**EXERCISE GOAL**: Filter this material down to the lines that hold "name", copying each one.
(begin)
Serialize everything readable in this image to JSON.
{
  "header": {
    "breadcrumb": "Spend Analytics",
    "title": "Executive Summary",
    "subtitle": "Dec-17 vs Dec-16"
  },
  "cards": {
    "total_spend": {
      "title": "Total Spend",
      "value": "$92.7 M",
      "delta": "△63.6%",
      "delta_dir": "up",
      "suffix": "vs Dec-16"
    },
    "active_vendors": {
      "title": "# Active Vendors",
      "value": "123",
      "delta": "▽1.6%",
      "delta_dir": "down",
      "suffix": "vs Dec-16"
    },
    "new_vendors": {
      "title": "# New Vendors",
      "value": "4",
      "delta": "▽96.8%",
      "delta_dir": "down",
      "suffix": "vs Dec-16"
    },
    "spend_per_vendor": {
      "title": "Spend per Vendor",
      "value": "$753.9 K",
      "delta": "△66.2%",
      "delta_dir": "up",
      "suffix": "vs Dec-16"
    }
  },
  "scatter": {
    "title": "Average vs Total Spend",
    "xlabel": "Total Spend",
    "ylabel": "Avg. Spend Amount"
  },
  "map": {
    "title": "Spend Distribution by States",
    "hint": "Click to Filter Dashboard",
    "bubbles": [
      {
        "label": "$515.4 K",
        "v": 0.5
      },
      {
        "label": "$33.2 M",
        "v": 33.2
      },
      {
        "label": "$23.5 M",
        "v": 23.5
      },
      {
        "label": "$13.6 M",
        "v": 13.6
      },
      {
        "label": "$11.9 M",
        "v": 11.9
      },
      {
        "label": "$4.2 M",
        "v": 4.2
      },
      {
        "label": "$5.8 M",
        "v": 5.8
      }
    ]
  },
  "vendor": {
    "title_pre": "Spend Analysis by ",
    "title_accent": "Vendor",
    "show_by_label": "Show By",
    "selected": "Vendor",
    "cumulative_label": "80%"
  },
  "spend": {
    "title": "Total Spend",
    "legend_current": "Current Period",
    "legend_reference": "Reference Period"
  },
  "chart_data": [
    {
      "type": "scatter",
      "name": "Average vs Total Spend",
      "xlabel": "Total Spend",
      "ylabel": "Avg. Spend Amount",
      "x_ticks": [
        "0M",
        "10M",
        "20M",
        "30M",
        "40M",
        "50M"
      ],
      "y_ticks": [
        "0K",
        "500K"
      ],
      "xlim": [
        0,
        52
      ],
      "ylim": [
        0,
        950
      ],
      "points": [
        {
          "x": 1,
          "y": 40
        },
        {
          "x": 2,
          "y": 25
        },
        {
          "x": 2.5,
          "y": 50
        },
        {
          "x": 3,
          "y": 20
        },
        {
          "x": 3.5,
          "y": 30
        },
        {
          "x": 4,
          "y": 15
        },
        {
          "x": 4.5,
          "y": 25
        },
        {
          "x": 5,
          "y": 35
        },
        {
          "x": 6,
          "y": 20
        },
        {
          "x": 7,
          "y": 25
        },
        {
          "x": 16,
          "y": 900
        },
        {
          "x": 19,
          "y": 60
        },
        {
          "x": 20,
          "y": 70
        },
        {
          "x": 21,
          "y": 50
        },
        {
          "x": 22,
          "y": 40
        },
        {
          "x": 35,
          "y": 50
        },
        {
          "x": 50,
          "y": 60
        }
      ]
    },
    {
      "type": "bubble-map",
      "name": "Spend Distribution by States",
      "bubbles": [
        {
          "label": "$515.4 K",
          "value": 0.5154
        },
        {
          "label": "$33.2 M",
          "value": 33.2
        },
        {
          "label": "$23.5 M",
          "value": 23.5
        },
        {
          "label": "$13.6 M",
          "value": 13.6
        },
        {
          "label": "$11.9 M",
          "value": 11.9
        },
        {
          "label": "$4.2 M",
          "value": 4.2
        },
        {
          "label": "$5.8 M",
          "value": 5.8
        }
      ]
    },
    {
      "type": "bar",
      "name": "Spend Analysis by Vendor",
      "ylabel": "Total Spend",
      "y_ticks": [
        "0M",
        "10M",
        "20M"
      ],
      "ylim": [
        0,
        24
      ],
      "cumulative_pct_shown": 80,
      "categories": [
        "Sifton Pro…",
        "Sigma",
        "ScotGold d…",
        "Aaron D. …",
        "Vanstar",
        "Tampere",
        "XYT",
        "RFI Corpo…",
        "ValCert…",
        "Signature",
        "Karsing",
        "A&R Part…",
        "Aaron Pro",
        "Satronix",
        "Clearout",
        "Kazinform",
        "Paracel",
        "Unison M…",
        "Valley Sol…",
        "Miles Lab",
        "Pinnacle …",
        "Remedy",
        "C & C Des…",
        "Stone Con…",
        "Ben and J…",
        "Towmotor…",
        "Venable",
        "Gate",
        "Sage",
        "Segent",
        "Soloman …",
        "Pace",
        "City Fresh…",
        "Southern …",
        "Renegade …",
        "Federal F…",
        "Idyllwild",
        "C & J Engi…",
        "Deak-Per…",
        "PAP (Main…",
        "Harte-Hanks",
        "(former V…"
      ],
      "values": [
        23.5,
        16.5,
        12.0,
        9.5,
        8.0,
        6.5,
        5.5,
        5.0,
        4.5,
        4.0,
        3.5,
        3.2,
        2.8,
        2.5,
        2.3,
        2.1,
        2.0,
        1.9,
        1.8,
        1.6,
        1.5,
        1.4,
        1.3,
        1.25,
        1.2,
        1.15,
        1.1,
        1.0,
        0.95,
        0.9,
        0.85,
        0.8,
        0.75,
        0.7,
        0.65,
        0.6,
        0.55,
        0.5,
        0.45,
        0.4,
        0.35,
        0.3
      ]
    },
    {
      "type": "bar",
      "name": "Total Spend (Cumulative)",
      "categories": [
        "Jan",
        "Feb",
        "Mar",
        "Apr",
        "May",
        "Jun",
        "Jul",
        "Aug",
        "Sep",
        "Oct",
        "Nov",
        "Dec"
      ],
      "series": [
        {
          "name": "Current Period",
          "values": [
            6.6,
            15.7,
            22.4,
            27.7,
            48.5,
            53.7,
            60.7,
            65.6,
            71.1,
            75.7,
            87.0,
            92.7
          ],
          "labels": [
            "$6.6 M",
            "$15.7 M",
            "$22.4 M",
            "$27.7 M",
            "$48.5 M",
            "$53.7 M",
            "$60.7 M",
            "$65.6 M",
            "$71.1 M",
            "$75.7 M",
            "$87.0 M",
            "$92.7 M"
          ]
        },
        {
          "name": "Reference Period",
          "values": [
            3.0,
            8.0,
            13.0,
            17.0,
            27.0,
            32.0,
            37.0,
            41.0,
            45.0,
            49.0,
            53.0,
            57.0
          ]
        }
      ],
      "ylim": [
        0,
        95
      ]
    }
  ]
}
(end)
**TASK SOLUTION**:
      "name": "Average vs Total Spend",
      "name": "Spend Distribution by States",
      "name": "Spend Analysis by Vendor",
      "name": "Total Spend (Cumulative)",
          "name": "Current Period",
          "name": "Reference Period",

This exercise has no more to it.